Task - Present the following entries again, word for word and in full.

Dataset excerpts -
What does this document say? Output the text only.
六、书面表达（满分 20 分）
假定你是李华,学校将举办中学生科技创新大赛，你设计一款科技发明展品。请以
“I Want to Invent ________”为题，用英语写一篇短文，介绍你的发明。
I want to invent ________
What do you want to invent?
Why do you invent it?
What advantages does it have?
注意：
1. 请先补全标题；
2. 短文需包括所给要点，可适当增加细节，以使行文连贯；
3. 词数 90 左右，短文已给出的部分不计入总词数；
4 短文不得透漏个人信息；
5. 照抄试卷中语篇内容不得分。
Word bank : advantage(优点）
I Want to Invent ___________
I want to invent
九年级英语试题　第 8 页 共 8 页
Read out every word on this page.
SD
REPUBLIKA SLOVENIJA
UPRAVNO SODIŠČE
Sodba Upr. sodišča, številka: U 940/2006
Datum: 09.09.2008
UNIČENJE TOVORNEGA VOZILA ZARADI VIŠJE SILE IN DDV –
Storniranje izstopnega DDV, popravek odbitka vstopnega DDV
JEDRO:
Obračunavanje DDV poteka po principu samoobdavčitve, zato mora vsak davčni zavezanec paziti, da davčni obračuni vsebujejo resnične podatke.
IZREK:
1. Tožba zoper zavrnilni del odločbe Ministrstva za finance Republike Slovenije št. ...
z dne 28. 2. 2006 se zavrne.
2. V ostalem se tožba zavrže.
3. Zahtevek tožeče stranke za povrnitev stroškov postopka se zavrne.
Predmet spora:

Final answer -
What does this document say? Output the text only.
六、书面表达（满分 20 分）
假定你是李华,学校将举办中学生科技创新大赛，你设计一款科技发明展品。请以
“I Want to Invent ________”为题，用英语写一篇短文，介绍你的发明。
I want to invent ________
What do you want to invent?
Why do you invent it?
What advantages does it have?
注意：
1. 请先补全标题；
2. 短文需包括所给要点，可适当增加细节，以使行文连贯；
3. 词数 90 左右，短文已给出的部分不计入总词数；
4 短文不得透漏个人信息；
5. 照抄试卷中语篇内容不得分。
Word bank : advantage(优点）
I Want to Invent ___________
I want to invent
九年级英语试题　第 8 页 共 8 页
Read out every word on this page.
SD
REPUBLIKA SLOVENIJA
UPRAVNO SODIŠČE
Sodba Upr. sodišča, številka: U 940/2006
Datum: 09.09.2008
UNIČENJE TOVORNEGA VOZILA ZARADI VIŠJE SILE IN DDV –
Storniranje izstopnega DDV, popravek odbitka vstopnega DDV
JEDRO:
Obračunavanje DDV poteka po principu samoobdavčitve, zato mora vsak davčni zavezanec paziti, da davčni obračuni vsebujejo resnične podatke.
IZREK:
1. Tožba zoper zavrnilni del odločbe Ministrstva za finance Republike Slovenije št. ...
z dne 28. 2. 2006 se zavrne.
2. V ostalem se tožba zavrže.
3. Zahtevek tožeče stranke za povrnitev stroškov postopka se zavrne.
Predmet spora:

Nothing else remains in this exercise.